=== Task to carry out ===
Copy each line where the word "Cybersecurity" occurs.

** BEGIN Given entries **

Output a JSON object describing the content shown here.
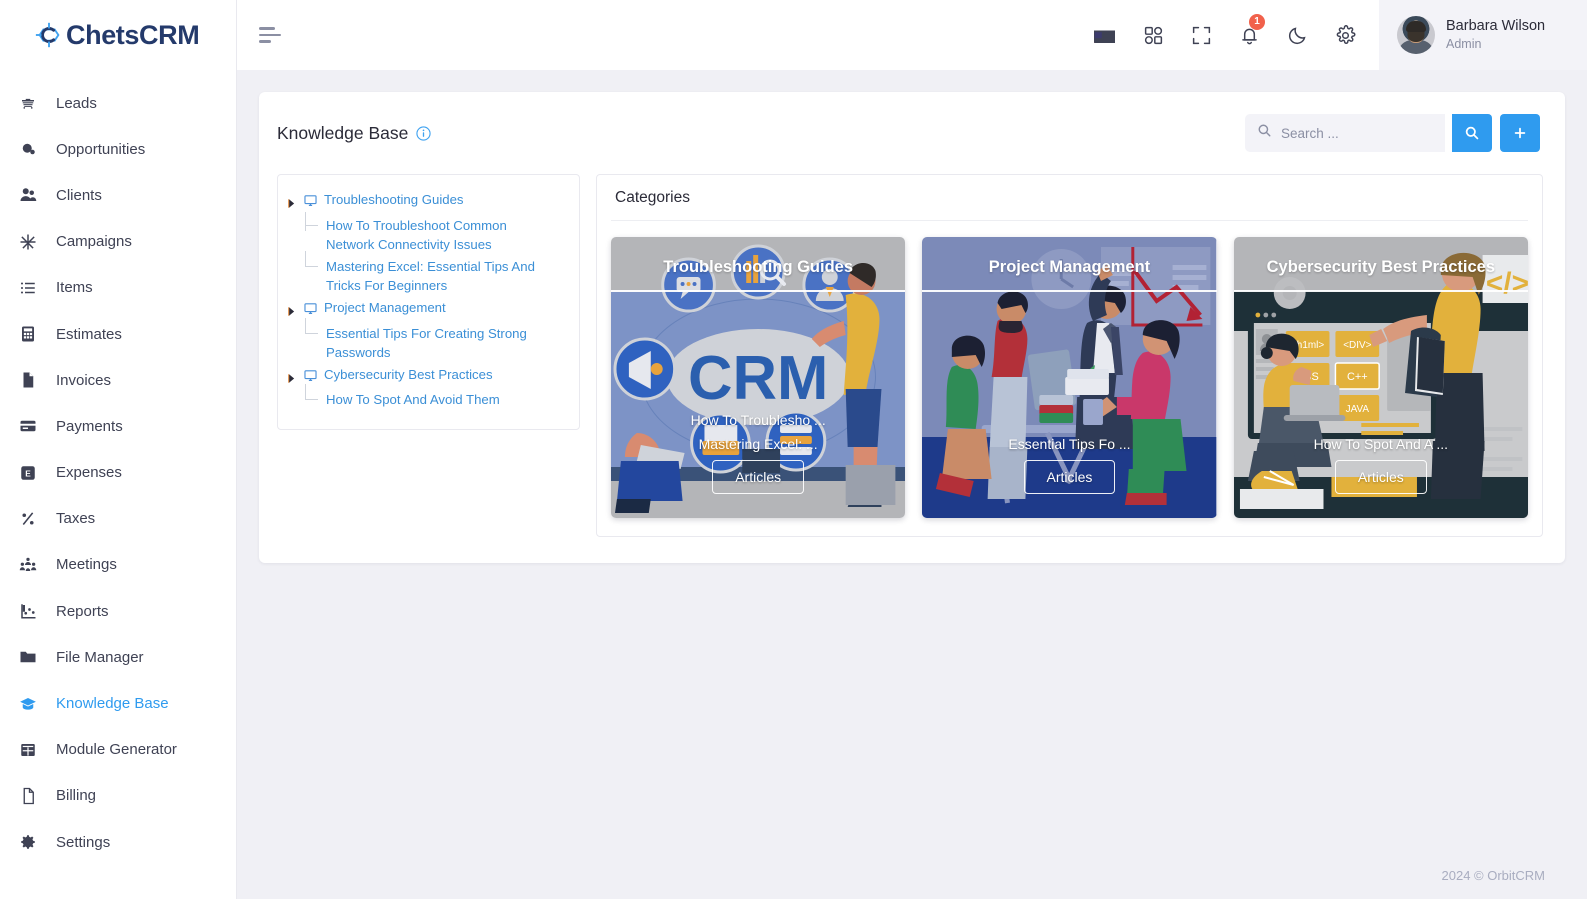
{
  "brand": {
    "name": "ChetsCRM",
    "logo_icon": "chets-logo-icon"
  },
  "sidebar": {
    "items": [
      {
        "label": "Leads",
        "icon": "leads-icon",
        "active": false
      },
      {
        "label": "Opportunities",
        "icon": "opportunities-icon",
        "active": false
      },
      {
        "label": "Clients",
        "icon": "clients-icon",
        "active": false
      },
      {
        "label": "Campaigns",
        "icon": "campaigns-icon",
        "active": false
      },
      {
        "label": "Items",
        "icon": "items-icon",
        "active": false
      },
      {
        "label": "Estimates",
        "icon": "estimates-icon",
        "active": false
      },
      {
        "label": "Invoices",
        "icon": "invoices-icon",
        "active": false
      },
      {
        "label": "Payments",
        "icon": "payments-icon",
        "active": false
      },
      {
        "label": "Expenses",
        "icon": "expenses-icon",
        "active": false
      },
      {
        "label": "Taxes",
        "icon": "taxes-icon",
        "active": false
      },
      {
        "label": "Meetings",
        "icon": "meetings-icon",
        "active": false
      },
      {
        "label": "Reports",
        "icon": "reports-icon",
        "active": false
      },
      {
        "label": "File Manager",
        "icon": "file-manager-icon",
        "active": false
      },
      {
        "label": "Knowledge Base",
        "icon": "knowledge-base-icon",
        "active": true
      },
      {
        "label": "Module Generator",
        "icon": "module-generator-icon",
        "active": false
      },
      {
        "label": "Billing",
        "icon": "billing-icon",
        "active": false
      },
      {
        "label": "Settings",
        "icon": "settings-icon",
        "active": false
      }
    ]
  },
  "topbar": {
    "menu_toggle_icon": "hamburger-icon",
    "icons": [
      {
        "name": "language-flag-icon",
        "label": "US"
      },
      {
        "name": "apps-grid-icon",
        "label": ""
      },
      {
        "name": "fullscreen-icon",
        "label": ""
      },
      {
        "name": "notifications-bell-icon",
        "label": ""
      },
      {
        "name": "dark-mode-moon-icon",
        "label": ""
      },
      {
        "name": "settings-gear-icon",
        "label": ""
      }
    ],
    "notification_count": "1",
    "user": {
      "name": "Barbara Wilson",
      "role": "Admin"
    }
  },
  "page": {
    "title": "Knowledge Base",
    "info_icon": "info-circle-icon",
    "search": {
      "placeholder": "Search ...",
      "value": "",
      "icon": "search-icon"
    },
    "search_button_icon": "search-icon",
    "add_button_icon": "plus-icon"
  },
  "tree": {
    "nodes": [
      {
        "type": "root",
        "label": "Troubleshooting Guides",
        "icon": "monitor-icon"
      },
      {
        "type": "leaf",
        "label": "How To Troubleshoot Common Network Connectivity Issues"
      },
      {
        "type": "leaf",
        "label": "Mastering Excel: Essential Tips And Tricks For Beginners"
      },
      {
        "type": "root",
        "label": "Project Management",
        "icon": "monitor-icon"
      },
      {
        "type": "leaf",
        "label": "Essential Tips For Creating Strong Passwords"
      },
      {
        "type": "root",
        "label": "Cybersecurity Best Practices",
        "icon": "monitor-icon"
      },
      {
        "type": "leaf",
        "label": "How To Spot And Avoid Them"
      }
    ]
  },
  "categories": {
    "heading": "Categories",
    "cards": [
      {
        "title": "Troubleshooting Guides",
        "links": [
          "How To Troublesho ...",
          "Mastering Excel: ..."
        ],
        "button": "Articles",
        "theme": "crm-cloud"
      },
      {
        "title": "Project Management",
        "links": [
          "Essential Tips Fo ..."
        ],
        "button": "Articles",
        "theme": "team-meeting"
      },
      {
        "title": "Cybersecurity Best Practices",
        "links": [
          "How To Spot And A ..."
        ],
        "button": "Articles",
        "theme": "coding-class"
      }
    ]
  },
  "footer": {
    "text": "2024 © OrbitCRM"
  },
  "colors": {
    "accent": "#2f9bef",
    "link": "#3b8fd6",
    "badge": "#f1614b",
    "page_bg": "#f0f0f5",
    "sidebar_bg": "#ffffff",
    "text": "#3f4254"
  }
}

** END Given entries **
** BEGIN Given entries **

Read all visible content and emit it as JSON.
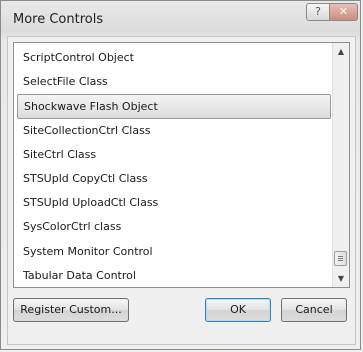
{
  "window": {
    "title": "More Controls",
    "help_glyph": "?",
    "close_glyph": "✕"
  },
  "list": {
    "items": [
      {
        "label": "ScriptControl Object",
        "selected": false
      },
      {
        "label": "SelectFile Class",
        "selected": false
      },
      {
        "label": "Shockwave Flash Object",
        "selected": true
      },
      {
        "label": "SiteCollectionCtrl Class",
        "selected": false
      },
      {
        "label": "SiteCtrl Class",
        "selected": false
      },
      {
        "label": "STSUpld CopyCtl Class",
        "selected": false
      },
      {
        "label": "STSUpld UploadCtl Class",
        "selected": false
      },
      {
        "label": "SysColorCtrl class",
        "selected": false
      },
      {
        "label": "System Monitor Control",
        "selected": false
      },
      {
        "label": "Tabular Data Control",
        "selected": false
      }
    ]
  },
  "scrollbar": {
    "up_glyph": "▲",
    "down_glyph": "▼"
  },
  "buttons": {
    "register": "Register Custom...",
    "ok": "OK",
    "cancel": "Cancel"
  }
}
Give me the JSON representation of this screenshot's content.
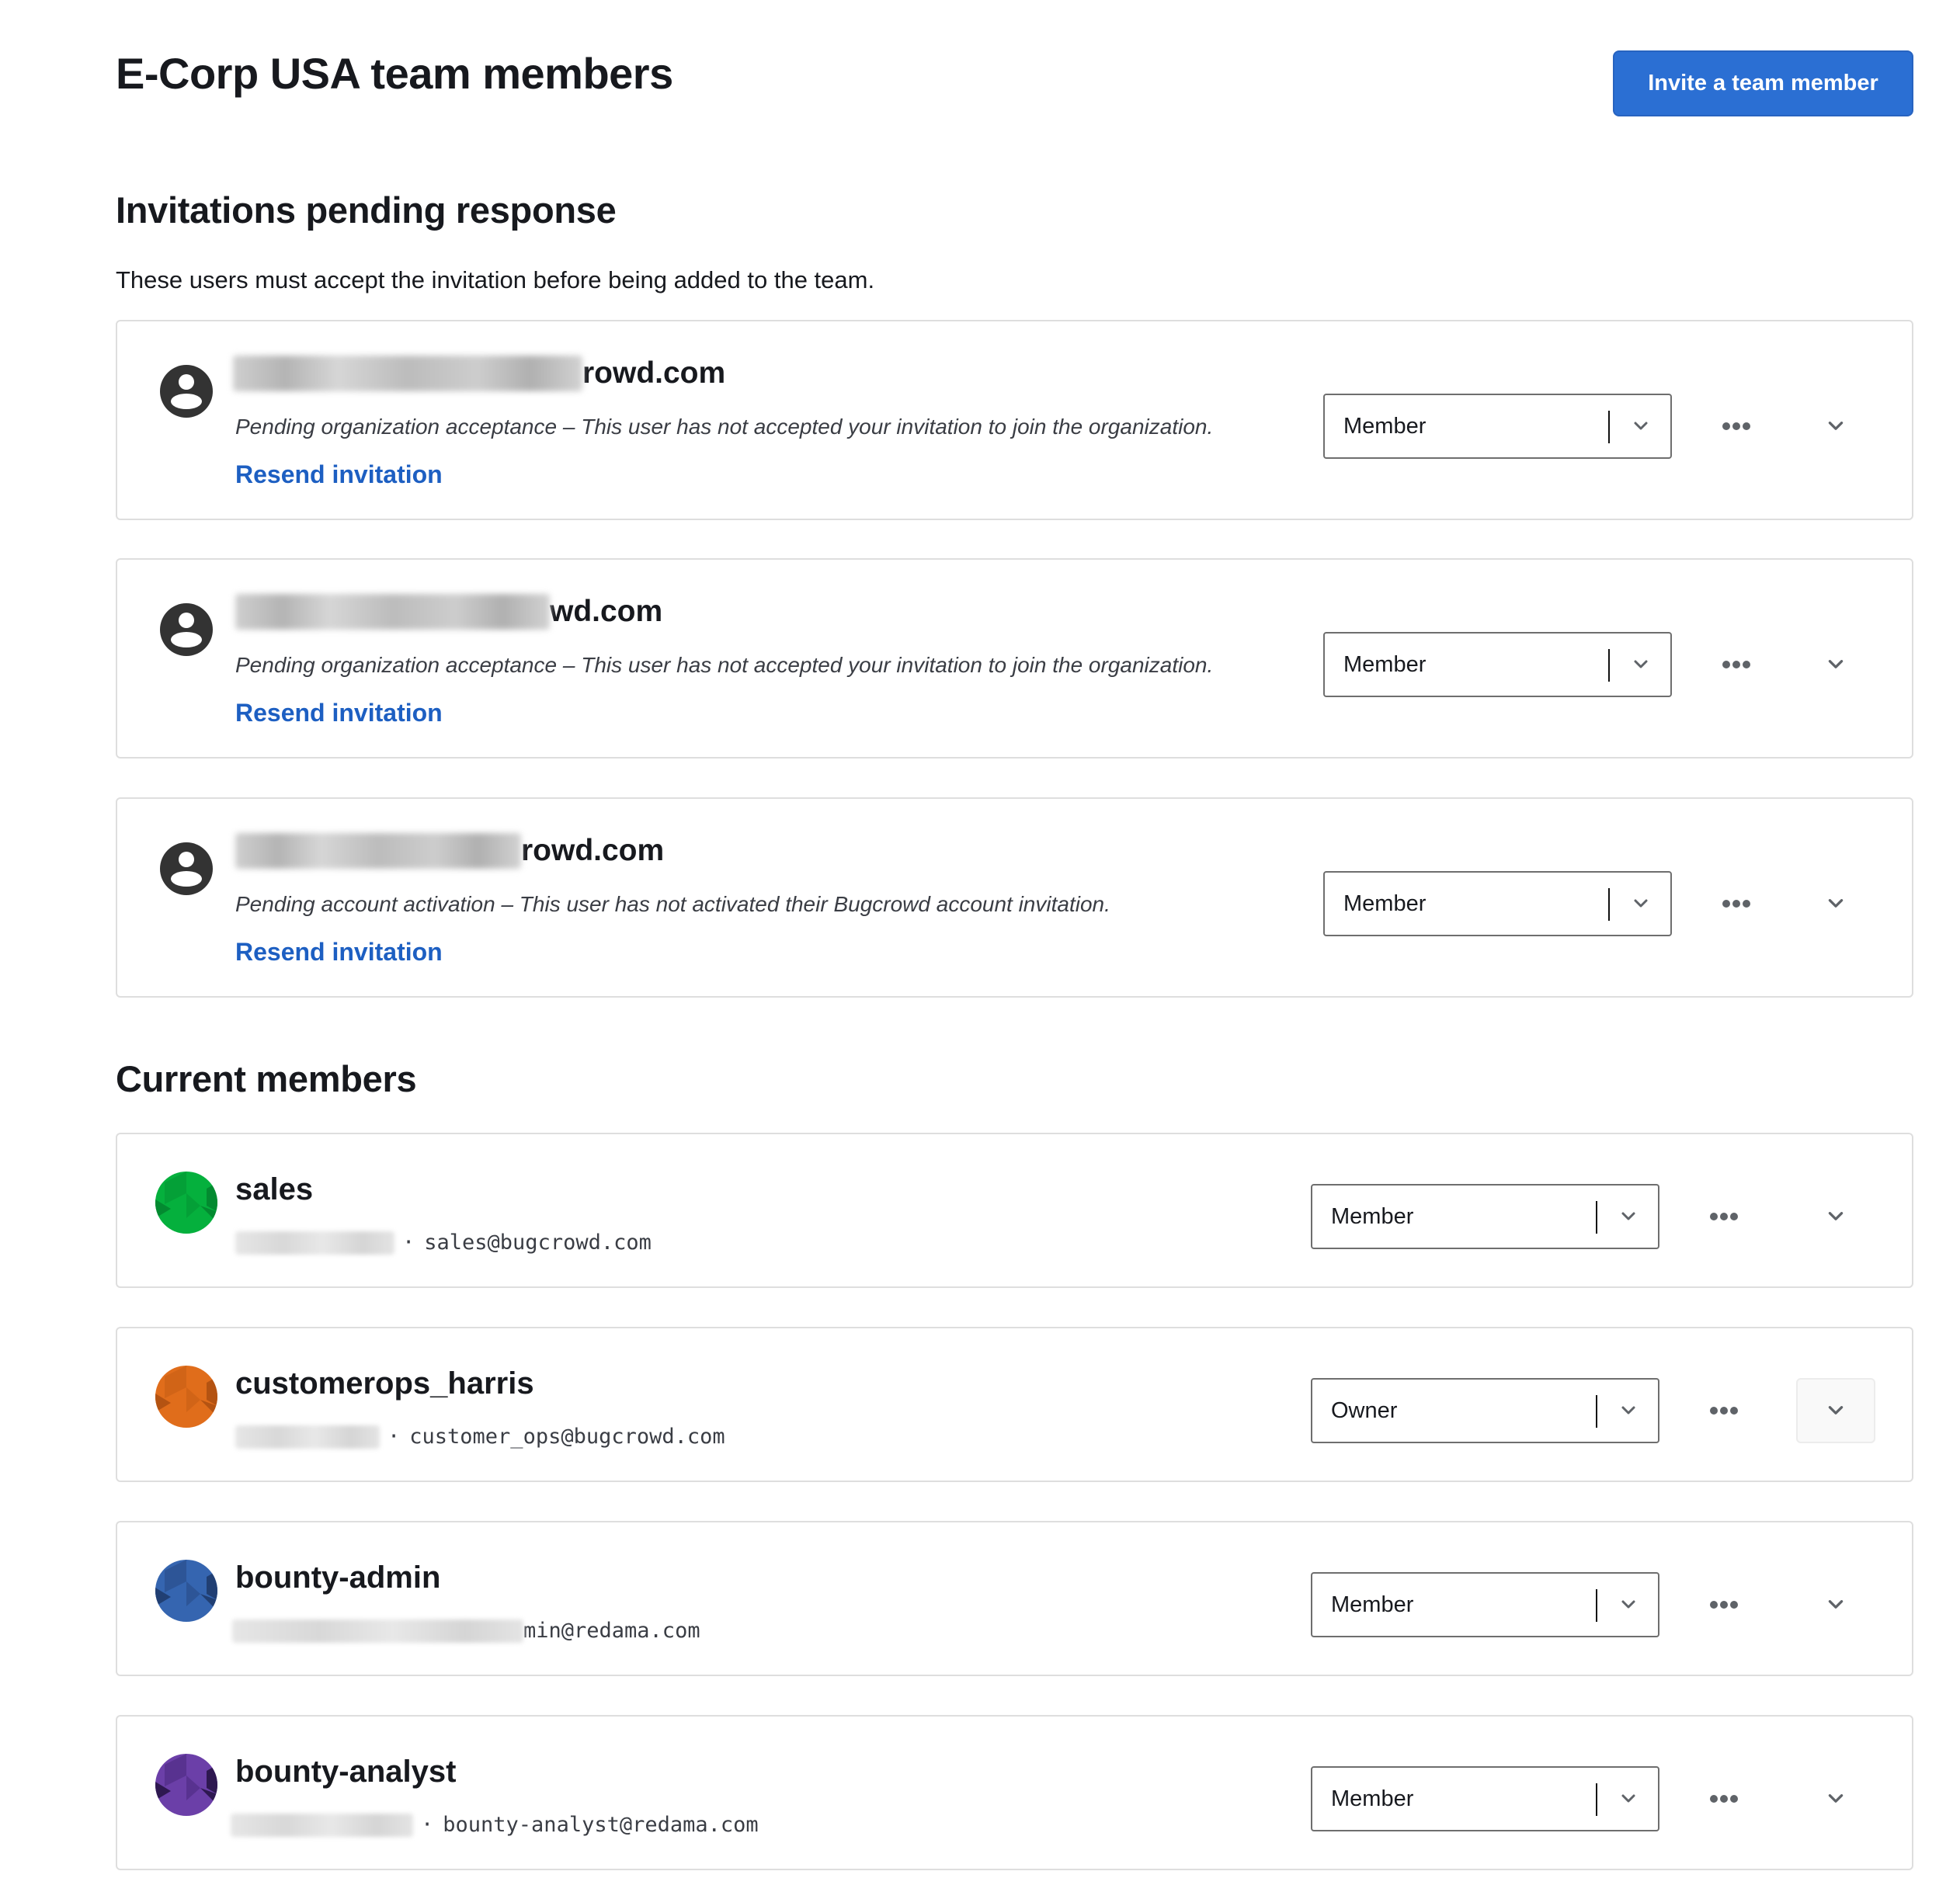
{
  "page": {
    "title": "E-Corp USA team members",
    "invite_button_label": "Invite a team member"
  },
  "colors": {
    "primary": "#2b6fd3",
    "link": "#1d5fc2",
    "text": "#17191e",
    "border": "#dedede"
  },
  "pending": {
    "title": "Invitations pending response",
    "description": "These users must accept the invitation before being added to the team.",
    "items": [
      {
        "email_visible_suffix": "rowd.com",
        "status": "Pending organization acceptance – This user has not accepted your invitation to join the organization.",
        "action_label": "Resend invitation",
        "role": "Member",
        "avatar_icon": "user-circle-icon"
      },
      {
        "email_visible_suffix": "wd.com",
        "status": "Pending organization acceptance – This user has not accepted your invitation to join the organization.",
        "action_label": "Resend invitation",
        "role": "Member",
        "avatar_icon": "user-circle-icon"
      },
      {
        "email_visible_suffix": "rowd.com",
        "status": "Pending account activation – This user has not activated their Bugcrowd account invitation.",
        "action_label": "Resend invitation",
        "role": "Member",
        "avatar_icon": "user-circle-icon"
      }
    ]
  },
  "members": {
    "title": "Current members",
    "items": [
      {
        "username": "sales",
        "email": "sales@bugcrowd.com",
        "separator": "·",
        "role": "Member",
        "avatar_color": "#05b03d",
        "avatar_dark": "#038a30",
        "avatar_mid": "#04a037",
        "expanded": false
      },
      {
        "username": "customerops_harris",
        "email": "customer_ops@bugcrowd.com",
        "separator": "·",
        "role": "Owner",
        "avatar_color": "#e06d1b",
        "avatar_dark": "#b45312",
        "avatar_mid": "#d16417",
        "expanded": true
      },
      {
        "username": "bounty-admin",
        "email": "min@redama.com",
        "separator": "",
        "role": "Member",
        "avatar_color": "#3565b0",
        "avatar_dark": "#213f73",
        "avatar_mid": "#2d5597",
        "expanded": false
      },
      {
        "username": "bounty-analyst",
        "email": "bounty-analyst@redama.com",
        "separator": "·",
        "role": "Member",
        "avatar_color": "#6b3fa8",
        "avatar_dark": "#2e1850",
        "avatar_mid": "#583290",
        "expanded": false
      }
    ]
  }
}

** END Given entries **

=== Task result ===
        "label": "Cybersecurity Best Practices",
        "title": "Cybersecurity Best Practices",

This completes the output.